··· SUPPLIED RECORDS ···
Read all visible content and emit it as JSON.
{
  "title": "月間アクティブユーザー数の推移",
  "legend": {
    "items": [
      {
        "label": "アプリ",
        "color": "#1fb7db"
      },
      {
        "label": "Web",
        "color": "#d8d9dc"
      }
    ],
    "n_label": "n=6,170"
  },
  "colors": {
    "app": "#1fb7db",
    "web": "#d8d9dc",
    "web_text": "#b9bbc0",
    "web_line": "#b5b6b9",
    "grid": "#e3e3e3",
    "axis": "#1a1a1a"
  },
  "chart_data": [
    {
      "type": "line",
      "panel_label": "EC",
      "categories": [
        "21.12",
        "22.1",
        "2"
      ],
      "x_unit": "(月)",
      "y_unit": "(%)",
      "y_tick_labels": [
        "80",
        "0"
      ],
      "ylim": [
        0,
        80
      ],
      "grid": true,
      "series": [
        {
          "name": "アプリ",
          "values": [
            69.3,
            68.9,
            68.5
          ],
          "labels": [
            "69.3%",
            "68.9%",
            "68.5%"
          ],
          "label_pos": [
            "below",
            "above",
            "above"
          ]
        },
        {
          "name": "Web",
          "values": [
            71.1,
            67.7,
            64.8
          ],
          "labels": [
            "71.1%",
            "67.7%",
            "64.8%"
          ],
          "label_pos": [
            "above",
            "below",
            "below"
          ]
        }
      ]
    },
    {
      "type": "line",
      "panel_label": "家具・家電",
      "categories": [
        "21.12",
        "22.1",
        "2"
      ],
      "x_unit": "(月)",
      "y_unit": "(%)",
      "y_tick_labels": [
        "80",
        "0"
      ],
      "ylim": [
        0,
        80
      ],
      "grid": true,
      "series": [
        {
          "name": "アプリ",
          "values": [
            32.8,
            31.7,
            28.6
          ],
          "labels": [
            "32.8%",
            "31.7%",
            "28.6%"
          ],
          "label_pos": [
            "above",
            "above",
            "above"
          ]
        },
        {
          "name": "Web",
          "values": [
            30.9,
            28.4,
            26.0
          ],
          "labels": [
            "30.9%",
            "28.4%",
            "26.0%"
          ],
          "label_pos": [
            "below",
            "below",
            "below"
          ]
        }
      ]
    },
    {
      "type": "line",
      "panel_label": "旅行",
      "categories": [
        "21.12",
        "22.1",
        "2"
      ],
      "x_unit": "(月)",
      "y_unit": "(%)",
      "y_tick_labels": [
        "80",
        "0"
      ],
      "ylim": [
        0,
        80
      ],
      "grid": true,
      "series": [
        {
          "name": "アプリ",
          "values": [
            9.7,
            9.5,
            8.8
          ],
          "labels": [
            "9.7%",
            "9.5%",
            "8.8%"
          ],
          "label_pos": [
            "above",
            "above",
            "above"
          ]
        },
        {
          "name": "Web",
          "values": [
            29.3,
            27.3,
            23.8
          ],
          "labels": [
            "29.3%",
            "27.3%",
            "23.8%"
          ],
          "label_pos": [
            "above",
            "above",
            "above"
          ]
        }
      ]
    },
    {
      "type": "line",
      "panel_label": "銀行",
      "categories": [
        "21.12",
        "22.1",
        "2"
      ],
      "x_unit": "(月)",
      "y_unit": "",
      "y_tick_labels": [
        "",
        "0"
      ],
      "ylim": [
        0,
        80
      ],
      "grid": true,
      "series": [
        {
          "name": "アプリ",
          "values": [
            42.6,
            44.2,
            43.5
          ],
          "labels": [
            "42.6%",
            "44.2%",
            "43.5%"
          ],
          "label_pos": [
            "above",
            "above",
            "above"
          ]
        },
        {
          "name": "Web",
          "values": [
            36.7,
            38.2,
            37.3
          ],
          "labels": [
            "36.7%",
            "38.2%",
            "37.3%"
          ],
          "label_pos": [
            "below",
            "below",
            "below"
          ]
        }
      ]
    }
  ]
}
···
#### TASK INSTRUCTIONS
Copy out each record from above, exactly.

#### ANSWER BELOW
Read all visible content and emit it as JSON.
{
  "title": "月間アクティブユーザー数の推移",
  "legend": {
    "items": [
      {
        "label": "アプリ",
        "color": "#1fb7db"
      },
      {
        "label": "Web",
        "color": "#d8d9dc"
      }
    ],
    "n_label": "n=6,170"
  },
  "colors": {
    "app": "#1fb7db",
    "web": "#d8d9dc",
    "web_text": "#b9bbc0",
    "web_line": "#b5b6b9",
    "grid": "#e3e3e3",
    "axis": "#1a1a1a"
  },
  "chart_data": [
    {
      "type": "line",
      "panel_label": "EC",
      "categories": [
        "21.12",
        "22.1",
        "2"
      ],
      "x_unit": "(月)",
      "y_unit": "(%)",
      "y_tick_labels": [
        "80",
        "0"
      ],
      "ylim": [
        0,
        80
      ],
      "grid": true,
      "series": [
        {
          "name": "アプリ",
          "values": [
            69.3,
            68.9,
            68.5
          ],
          "labels": [
            "69.3%",
            "68.9%",
            "68.5%"
          ],
          "label_pos": [
            "below",
            "above",
            "above"
          ]
        },
        {
          "name": "Web",
          "values": [
            71.1,
            67.7,
            64.8
          ],
          "labels": [
            "71.1%",
            "67.7%",
            "64.8%"
          ],
          "label_pos": [
            "above",
            "below",
            "below"
          ]
        }
      ]
    },
    {
      "type": "line",
      "panel_label": "家具・家電",
      "categories": [
        "21.12",
        "22.1",
        "2"
      ],
      "x_unit": "(月)",
      "y_unit": "(%)",
      "y_tick_labels": [
        "80",
        "0"
      ],
      "ylim": [
        0,
        80
      ],
      "grid": true,
      "series": [
        {
          "name": "アプリ",
          "values": [
            32.8,
            31.7,
            28.6
          ],
          "labels": [
            "32.8%",
            "31.7%",
            "28.6%"
          ],
          "label_pos": [
            "above",
            "above",
            "above"
          ]
        },
        {
          "name": "Web",
          "values": [
            30.9,
            28.4,
            26.0
          ],
          "labels": [
            "30.9%",
            "28.4%",
            "26.0%"
          ],
          "label_pos": [
            "below",
            "below",
            "below"
          ]
        }
      ]
    },
    {
      "type": "line",
      "panel_label": "旅行",
      "categories": [
        "21.12",
        "22.1",
        "2"
      ],
      "x_unit": "(月)",
      "y_unit": "(%)",
      "y_tick_labels": [
        "80",
        "0"
      ],
      "ylim": [
        0,
        80
      ],
      "grid": true,
      "series": [
        {
          "name": "アプリ",
          "values": [
            9.7,
            9.5,
            8.8
          ],
          "labels": [
            "9.7%",
            "9.5%",
            "8.8%"
          ],
          "label_pos": [
            "above",
            "above",
            "above"
          ]
        },
        {
          "name": "Web",
          "values": [
            29.3,
            27.3,
            23.8
          ],
          "labels": [
            "29.3%",
            "27.3%",
            "23.8%"
          ],
          "label_pos": [
            "above",
            "above",
            "above"
          ]
        }
      ]
    },
    {
      "type": "line",
      "panel_label": "銀行",
      "categories": [
        "21.12",
        "22.1",
        "2"
      ],
      "x_unit": "(月)",
      "y_unit": "",
      "y_tick_labels": [
        "",
        "0"
      ],
      "ylim": [
        0,
        80
      ],
      "grid": true,
      "series": [
        {
          "name": "アプリ",
          "values": [
            42.6,
            44.2,
            43.5
          ],
          "labels": [
            "42.6%",
            "44.2%",
            "43.5%"
          ],
          "label_pos": [
            "above",
            "above",
            "above"
          ]
        },
        {
          "name": "Web",
          "values": [
            36.7,
            38.2,
            37.3
          ],
          "labels": [
            "36.7%",
            "38.2%",
            "37.3%"
          ],
          "label_pos": [
            "below",
            "below",
            "below"
          ]
        }
      ]
    }
  ]
}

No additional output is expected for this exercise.